Records provided

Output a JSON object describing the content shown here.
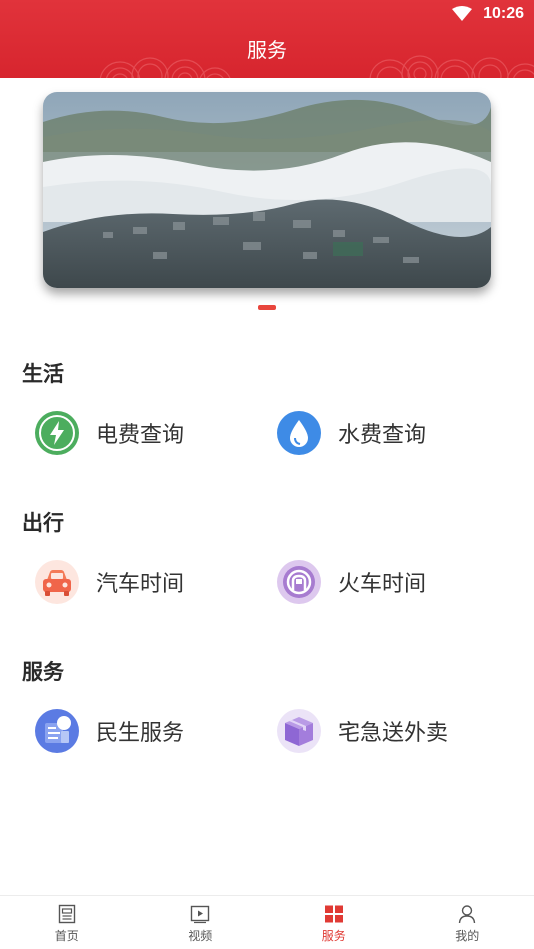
{
  "status_bar": {
    "time": "10:26"
  },
  "header": {
    "title": "服务"
  },
  "banner": {
    "pages": 1,
    "active_page": 1
  },
  "sections": [
    {
      "title": "生活",
      "items": [
        {
          "label": "电费查询",
          "icon": "lightning-icon"
        },
        {
          "label": "水费查询",
          "icon": "water-drop-icon"
        }
      ]
    },
    {
      "title": "出行",
      "items": [
        {
          "label": "汽车时间",
          "icon": "car-icon"
        },
        {
          "label": "火车时间",
          "icon": "train-icon"
        }
      ]
    },
    {
      "title": "服务",
      "items": [
        {
          "label": "民生服务",
          "icon": "document-icon"
        },
        {
          "label": "宅急送外卖",
          "icon": "package-icon"
        }
      ]
    }
  ],
  "tabbar": [
    {
      "label": "首页",
      "icon": "home-doc-icon",
      "active": false
    },
    {
      "label": "视频",
      "icon": "video-icon",
      "active": false
    },
    {
      "label": "服务",
      "icon": "grid-icon",
      "active": true
    },
    {
      "label": "我的",
      "icon": "user-icon",
      "active": false
    }
  ],
  "colors": {
    "brand_red": "#d7252e",
    "active_tab": "#e03a34"
  }
}
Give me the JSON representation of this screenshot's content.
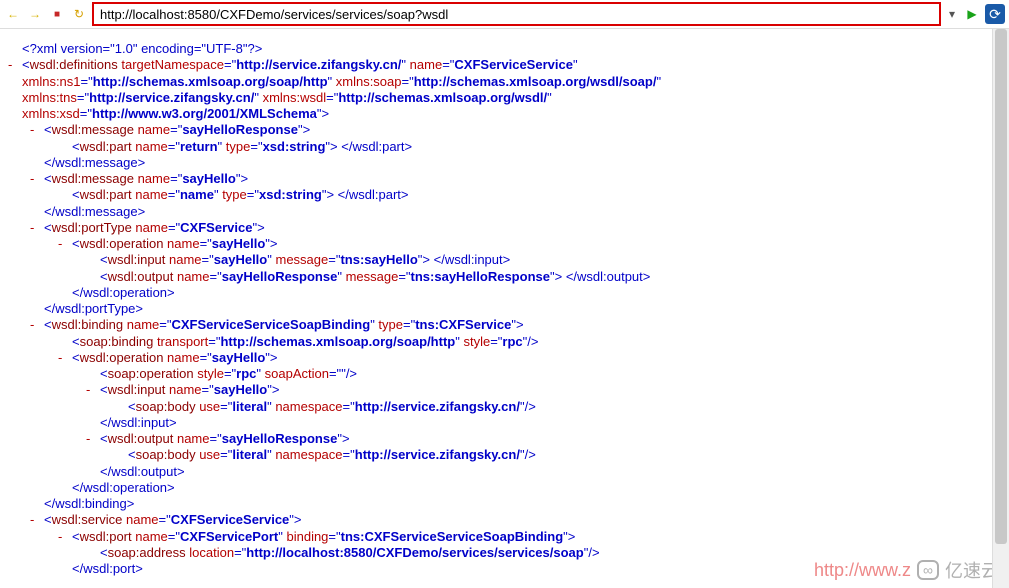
{
  "toolbar": {
    "url": "http://localhost:8580/CXFDemo/services/services/soap?wsdl",
    "back_icon": "←",
    "fwd_icon": "→",
    "stop_icon": "■",
    "refresh_icon": "↻",
    "dropdown_icon": "▾",
    "go_icon": "▶",
    "globe_icon": "⟳"
  },
  "xml": {
    "decl": "<?xml version=\"1.0\" encoding=\"UTF-8\"?>",
    "defs_targetNs": "http://service.zifangsky.cn/",
    "defs_name": "CXFServiceService",
    "ns1": "http://schemas.xmlsoap.org/soap/http",
    "soapNs": "http://schemas.xmlsoap.org/wsdl/soap/",
    "tnsNs": "http://service.zifangsky.cn/",
    "wsdlNs": "http://schemas.xmlsoap.org/wsdl/",
    "xsdNs": "http://www.w3.org/2001/XMLSchema",
    "msg1_name": "sayHelloResponse",
    "msg1_part_name": "return",
    "msg1_part_type": "xsd:string",
    "msg2_name": "sayHello",
    "msg2_part_name": "name",
    "msg2_part_type": "xsd:string",
    "porttype_name": "CXFService",
    "op_name": "sayHello",
    "input_name": "sayHello",
    "input_msg": "tns:sayHello",
    "output_name": "sayHelloResponse",
    "output_msg": "tns:sayHelloResponse",
    "binding_name": "CXFServiceServiceSoapBinding",
    "binding_type": "tns:CXFService",
    "binding_transport": "http://schemas.xmlsoap.org/soap/http",
    "binding_style": "rpc",
    "op2_name": "sayHello",
    "soapop_style": "rpc",
    "soapop_action": "",
    "b_in_name": "sayHello",
    "body_use": "literal",
    "body_ns": "http://service.zifangsky.cn/",
    "b_out_name": "sayHelloResponse",
    "service_name": "CXFServiceService",
    "port_name": "CXFServicePort",
    "port_binding": "tns:CXFServiceServiceSoapBinding",
    "address_loc": "http://localhost:8580/CXFDemo/services/services/soap",
    "close_msg": "</wsdl:message>",
    "close_op": "</wsdl:operation>",
    "close_pt": "</wsdl:portType>",
    "close_in": "</wsdl:input>",
    "close_out": "</wsdl:output>",
    "close_bind": "</wsdl:binding>",
    "close_port": "</wsdl:port>",
    "close_partend": "</wsdl:part>",
    "close_inend": "</wsdl:input>",
    "close_outend": "</wsdl:output>"
  },
  "watermark": {
    "url": "http://www.z",
    "brand": "亿速云"
  }
}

Prompt
Look through the listing above. Pick out each line with "CXFServiceServiceSoapBinding" and copy it.

Worked answer
    "binding_name": "CXFServiceServiceSoapBinding",
    "port_binding": "tns:CXFServiceServiceSoapBinding",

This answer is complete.